[Task instructions]
From the records below, pull each line that has "figmentum".

-- BEGIN --

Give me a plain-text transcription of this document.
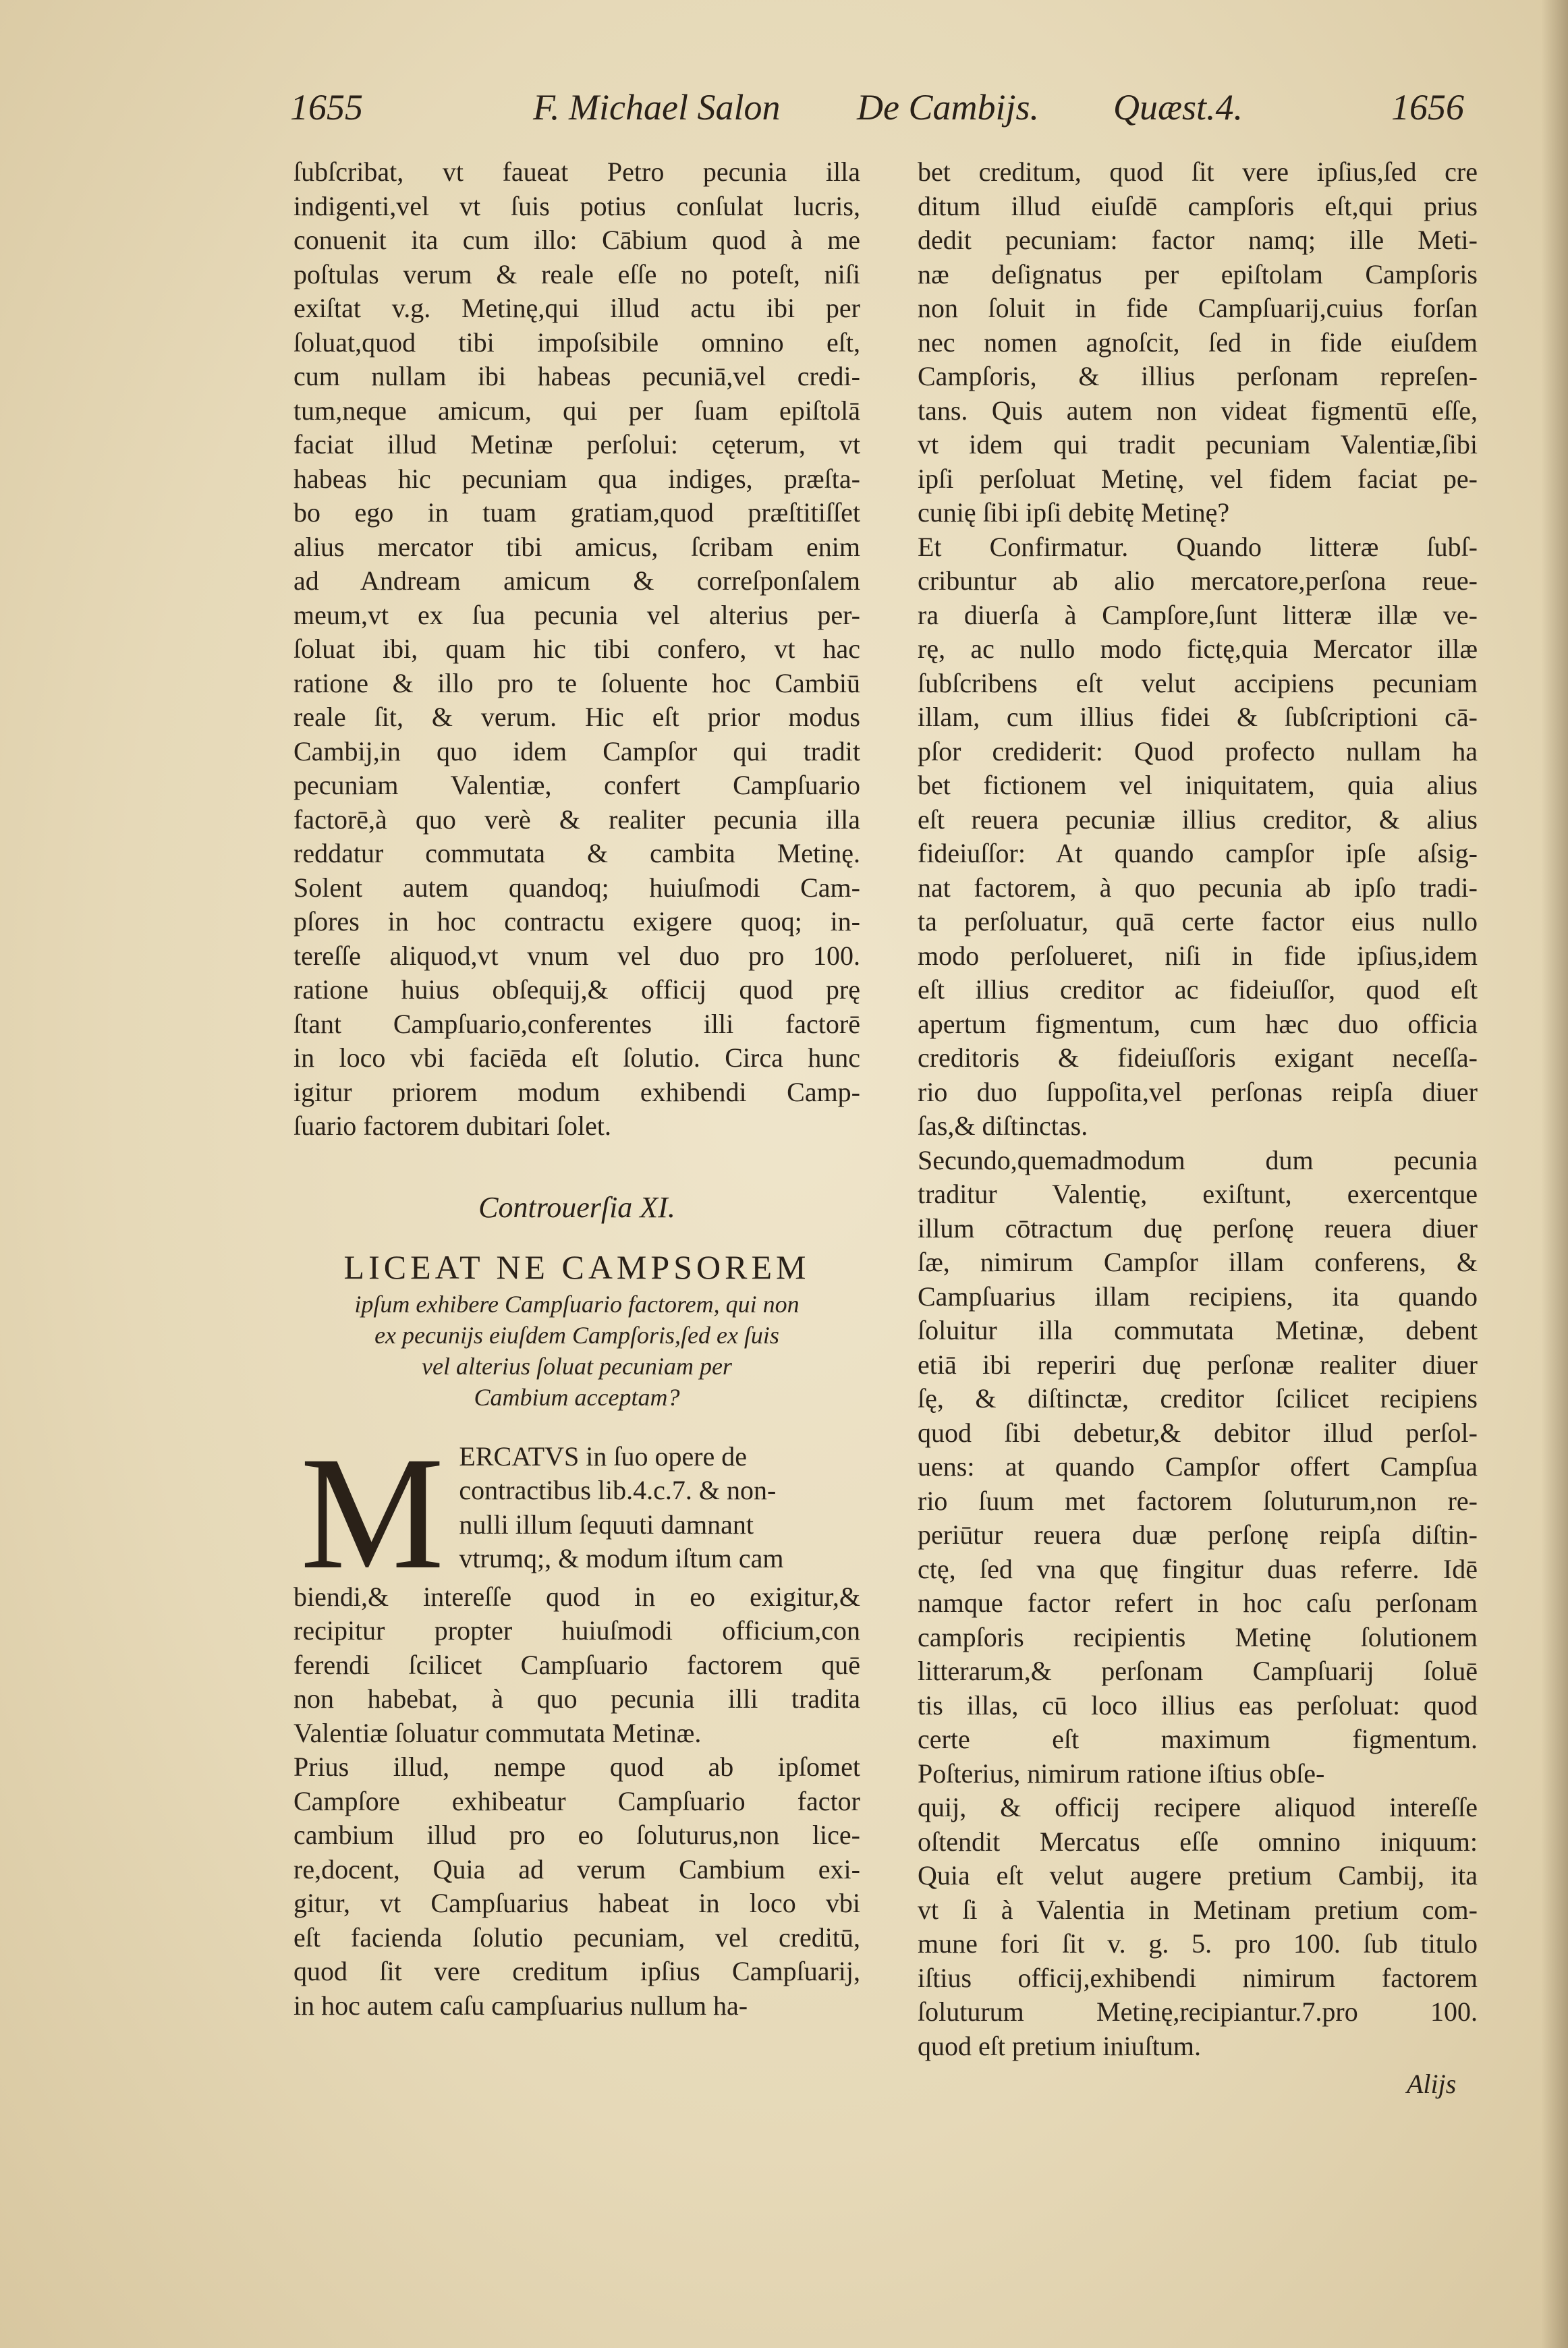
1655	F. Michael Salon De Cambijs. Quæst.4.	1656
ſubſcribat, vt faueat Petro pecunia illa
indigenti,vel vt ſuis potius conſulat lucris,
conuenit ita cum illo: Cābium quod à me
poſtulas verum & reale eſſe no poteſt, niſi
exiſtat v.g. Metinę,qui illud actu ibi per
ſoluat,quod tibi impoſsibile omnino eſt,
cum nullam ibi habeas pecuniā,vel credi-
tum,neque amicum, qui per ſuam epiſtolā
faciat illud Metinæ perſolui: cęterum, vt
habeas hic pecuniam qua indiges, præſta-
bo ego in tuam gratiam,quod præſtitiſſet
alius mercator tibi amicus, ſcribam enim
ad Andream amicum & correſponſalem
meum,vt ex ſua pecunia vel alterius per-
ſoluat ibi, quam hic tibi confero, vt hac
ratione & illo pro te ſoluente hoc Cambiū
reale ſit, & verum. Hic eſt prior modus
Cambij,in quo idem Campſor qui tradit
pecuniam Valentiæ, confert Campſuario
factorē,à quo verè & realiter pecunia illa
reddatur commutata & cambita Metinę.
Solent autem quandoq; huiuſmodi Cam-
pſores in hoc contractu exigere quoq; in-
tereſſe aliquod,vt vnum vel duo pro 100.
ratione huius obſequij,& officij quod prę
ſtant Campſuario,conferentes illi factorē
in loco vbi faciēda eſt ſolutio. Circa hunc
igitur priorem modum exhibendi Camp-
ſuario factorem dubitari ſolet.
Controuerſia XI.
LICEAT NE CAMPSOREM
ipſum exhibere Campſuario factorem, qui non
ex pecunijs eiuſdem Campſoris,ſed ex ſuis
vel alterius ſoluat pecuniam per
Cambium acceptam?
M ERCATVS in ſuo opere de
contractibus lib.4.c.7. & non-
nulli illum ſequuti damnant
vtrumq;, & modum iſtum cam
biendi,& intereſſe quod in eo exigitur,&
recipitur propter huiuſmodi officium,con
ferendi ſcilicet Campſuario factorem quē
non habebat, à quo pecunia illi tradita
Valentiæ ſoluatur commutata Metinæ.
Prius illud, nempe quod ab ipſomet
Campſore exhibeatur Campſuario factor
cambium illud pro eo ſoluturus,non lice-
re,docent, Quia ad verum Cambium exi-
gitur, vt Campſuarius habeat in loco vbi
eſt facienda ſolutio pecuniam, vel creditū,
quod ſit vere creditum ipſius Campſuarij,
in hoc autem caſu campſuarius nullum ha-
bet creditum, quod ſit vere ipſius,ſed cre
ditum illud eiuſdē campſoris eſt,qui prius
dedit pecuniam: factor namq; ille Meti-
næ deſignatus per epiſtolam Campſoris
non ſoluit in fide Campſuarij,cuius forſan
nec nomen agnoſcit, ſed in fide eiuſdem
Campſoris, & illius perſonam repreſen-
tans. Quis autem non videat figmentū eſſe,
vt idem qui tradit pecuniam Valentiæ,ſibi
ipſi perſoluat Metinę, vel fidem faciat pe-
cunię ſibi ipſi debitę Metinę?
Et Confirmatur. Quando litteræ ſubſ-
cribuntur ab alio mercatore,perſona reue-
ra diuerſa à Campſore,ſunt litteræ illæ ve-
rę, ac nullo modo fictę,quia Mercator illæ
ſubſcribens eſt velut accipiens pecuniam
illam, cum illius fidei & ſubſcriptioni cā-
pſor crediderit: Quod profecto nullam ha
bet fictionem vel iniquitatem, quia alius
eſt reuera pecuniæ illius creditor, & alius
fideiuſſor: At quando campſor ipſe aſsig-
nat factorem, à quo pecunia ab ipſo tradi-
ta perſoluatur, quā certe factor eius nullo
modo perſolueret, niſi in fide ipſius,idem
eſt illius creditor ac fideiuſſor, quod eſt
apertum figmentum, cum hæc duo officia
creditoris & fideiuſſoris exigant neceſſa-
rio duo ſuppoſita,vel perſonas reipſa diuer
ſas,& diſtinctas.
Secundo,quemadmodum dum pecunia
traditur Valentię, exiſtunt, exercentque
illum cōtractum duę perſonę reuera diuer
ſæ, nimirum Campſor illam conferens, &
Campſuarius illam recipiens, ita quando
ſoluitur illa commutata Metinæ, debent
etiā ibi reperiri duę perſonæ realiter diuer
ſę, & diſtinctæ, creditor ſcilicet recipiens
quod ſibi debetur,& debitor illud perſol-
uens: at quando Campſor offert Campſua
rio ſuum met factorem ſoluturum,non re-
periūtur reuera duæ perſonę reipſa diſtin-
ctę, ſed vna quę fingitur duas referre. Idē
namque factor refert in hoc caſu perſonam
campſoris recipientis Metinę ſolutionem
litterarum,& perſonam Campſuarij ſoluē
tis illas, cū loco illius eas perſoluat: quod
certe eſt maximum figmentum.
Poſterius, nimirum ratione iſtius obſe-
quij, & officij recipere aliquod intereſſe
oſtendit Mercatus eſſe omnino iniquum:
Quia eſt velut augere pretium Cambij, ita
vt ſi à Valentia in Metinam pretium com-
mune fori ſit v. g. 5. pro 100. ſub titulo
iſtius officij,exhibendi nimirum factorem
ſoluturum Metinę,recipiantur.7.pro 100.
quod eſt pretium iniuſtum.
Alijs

-- END --

[Written reply]
apertum figmentum, cum hæc duo officia
certe eſt maximum figmentum.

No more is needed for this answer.